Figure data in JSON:
★ ★ ★ ★
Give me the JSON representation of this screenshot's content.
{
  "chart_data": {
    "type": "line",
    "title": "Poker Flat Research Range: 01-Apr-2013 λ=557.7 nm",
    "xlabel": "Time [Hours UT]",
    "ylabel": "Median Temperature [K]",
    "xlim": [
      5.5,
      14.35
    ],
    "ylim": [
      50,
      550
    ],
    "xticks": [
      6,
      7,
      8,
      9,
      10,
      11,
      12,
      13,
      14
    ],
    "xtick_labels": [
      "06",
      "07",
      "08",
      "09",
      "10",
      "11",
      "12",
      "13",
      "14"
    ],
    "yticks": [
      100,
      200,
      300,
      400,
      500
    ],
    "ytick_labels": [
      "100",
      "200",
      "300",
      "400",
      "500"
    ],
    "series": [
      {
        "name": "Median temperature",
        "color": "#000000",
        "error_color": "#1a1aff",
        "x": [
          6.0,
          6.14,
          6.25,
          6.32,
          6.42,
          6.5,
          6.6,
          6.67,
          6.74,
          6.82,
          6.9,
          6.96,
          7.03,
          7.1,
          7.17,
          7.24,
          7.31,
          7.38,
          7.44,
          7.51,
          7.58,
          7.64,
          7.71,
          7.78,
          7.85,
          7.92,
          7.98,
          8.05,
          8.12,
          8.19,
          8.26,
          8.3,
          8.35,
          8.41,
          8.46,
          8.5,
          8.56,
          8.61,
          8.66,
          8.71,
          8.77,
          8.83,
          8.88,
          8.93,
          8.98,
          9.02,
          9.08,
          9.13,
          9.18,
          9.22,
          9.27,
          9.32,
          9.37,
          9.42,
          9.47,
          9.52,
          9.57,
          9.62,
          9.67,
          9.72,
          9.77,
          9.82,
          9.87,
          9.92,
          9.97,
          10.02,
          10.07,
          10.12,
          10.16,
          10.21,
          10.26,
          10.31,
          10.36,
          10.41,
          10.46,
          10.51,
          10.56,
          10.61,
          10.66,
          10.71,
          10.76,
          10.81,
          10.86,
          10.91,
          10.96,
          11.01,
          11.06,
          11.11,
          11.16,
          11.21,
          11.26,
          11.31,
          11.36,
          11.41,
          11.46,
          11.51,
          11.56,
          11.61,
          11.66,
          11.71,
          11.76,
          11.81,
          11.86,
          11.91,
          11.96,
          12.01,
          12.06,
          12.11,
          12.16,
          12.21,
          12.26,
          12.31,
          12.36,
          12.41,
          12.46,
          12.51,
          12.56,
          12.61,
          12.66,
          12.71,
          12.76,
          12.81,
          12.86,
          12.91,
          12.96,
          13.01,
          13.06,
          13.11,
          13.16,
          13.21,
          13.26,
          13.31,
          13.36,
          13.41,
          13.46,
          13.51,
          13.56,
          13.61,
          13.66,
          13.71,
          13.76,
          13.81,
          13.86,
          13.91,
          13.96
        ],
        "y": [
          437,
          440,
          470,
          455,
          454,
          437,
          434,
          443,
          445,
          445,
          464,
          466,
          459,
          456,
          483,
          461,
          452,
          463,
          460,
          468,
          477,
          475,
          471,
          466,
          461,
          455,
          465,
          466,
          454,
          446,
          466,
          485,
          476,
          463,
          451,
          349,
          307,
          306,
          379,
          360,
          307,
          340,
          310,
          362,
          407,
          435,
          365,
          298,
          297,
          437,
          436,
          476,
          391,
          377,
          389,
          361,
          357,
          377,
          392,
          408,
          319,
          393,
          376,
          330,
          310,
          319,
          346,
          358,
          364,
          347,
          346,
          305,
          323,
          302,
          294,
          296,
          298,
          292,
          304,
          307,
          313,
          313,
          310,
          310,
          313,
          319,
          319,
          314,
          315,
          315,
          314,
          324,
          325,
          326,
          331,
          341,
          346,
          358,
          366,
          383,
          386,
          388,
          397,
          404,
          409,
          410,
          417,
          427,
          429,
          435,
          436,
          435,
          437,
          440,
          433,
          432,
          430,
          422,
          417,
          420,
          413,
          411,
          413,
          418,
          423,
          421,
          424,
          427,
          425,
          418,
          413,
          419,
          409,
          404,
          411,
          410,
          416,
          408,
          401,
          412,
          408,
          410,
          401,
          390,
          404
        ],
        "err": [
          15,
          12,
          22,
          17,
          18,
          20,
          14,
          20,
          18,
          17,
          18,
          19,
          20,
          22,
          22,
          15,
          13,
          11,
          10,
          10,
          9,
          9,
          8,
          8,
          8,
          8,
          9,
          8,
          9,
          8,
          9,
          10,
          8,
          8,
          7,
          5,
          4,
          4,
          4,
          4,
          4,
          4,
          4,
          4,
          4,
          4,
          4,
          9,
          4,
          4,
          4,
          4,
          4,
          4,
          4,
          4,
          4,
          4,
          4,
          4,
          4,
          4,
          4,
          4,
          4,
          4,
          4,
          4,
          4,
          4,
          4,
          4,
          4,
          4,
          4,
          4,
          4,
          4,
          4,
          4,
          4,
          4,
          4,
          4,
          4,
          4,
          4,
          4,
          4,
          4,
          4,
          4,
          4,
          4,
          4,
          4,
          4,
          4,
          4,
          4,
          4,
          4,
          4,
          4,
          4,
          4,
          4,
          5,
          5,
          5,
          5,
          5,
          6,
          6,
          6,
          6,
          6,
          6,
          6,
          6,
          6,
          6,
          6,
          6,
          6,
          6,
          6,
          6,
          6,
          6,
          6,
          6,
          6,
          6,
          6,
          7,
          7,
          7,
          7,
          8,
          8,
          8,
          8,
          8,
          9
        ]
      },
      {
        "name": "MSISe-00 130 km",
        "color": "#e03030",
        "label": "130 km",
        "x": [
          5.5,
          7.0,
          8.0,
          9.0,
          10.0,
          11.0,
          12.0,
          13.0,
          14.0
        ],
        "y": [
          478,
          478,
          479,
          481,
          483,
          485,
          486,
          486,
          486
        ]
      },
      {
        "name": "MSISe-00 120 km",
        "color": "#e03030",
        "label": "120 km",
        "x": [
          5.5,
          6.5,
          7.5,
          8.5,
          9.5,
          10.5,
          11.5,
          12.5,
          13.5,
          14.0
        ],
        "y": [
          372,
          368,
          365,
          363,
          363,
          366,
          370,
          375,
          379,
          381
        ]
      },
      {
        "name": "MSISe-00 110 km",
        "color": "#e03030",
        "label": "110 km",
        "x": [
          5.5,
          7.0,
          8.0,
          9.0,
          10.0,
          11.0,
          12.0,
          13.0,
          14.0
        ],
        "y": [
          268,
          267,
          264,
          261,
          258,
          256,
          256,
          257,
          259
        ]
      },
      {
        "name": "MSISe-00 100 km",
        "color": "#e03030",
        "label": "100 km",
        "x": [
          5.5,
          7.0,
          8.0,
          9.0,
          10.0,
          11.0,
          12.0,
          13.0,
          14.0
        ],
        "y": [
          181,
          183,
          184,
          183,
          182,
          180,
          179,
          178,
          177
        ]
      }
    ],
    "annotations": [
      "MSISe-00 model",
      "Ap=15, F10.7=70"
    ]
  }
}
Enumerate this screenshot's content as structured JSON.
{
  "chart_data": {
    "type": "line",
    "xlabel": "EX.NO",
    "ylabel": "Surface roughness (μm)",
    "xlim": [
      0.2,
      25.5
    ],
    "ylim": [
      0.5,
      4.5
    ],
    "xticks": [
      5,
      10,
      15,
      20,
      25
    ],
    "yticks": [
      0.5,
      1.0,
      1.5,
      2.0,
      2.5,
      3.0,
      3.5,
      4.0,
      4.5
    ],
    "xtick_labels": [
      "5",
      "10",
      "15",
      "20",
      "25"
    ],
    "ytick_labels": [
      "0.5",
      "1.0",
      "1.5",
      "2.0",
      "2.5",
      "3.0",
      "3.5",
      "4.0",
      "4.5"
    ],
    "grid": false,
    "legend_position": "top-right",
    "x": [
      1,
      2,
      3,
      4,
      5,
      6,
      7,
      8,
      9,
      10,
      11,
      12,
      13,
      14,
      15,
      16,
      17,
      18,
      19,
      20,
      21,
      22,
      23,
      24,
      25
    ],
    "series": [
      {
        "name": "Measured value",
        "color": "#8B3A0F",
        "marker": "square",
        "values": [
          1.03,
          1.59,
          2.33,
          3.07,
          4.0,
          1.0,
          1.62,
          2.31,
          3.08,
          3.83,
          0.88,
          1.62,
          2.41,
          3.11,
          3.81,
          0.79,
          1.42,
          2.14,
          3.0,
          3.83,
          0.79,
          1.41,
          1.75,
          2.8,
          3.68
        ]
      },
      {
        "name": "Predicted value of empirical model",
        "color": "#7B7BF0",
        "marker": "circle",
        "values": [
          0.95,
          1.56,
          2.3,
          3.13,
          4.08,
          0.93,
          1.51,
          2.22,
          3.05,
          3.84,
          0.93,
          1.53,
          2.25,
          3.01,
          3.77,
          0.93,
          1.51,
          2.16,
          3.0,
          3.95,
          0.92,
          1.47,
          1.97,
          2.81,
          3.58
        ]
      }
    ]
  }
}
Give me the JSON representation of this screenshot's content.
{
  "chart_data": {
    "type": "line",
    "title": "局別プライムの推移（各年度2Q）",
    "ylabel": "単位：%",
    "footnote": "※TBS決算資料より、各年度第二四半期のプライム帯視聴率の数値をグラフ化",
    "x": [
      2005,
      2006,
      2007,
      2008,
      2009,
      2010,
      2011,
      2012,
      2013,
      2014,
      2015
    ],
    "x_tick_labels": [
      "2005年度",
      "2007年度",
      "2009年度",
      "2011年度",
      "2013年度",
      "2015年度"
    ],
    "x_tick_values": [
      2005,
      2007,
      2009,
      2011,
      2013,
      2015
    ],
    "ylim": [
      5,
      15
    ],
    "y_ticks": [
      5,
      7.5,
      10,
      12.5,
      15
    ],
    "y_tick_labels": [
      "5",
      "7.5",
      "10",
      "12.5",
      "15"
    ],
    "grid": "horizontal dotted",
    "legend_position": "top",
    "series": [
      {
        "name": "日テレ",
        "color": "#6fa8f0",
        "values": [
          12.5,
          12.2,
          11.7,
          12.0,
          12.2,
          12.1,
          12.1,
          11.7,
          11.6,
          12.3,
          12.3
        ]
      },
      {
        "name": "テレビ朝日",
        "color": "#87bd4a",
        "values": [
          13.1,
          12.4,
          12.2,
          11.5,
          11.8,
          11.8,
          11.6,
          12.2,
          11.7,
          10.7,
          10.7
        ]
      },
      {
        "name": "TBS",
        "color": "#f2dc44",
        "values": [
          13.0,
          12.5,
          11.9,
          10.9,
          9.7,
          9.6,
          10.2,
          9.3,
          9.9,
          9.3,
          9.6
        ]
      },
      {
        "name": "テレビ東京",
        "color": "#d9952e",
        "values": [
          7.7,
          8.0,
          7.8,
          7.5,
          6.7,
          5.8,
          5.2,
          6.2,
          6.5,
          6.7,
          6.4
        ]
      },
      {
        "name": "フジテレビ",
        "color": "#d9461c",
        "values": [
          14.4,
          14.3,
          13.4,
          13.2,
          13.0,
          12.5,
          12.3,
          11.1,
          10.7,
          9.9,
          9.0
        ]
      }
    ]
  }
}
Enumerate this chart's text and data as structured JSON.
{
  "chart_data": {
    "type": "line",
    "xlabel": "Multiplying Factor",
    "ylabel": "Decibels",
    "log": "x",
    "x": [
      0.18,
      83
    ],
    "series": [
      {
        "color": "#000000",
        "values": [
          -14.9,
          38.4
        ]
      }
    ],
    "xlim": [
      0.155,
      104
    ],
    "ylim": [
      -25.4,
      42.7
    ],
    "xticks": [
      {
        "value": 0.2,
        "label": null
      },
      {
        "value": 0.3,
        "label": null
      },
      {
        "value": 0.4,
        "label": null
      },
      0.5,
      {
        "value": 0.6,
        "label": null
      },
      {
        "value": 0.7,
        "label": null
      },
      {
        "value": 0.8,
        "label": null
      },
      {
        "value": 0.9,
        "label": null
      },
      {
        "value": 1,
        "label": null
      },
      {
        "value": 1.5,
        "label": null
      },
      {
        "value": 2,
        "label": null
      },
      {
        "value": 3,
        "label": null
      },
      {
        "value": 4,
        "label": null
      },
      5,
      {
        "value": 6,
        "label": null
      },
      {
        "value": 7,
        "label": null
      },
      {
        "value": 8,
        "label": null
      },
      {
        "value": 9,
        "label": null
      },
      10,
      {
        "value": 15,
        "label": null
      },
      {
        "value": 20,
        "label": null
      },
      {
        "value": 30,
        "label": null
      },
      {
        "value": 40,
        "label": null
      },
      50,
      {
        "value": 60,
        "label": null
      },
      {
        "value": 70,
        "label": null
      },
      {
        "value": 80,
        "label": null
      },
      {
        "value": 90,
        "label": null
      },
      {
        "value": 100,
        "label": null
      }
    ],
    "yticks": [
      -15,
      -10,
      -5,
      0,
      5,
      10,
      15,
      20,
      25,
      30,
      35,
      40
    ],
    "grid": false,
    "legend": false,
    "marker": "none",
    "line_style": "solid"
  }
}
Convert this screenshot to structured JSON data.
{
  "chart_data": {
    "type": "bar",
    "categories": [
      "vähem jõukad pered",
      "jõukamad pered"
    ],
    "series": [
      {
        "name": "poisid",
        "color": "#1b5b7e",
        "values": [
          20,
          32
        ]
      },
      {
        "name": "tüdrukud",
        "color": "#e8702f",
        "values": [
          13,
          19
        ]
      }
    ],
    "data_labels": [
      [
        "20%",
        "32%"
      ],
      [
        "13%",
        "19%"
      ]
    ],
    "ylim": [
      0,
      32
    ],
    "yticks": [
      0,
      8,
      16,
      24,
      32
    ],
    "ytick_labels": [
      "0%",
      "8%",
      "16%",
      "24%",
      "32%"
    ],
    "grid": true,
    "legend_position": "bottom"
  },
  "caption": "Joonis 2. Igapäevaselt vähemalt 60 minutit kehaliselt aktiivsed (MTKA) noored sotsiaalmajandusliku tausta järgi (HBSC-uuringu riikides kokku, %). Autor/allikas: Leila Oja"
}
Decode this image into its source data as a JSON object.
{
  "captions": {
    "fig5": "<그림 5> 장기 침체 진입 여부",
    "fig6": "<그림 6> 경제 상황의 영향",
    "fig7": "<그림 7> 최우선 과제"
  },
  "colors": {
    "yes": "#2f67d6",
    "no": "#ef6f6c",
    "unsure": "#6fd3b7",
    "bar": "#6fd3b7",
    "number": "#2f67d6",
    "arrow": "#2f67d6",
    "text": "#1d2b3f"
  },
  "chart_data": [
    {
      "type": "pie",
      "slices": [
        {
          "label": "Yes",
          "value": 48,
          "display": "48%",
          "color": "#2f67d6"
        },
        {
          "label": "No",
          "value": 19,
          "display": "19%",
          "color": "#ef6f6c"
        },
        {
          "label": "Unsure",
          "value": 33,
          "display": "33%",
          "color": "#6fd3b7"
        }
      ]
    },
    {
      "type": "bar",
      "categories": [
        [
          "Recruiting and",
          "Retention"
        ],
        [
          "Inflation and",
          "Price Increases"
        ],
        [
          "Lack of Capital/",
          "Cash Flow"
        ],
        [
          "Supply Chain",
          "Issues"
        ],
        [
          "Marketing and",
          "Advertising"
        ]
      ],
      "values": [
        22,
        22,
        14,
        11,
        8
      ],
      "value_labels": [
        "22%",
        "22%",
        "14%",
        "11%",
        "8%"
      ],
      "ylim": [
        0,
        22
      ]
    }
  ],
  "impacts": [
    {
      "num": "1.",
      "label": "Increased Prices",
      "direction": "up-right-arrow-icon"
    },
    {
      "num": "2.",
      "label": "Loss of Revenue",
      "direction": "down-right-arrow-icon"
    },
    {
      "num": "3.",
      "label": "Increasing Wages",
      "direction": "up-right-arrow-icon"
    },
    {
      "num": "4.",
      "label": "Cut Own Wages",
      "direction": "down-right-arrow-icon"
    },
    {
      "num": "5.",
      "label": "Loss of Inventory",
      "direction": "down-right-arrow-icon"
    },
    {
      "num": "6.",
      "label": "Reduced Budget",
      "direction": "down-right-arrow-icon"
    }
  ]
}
★ ★ ★ ★
WHAT THIS TASK INVOLVES: Where does the word "Loss" appear? Return each line that holds it.

RESPONSE TO THE TASK:
      "label": "Loss of Revenue",
      "label": "Loss of Inventory",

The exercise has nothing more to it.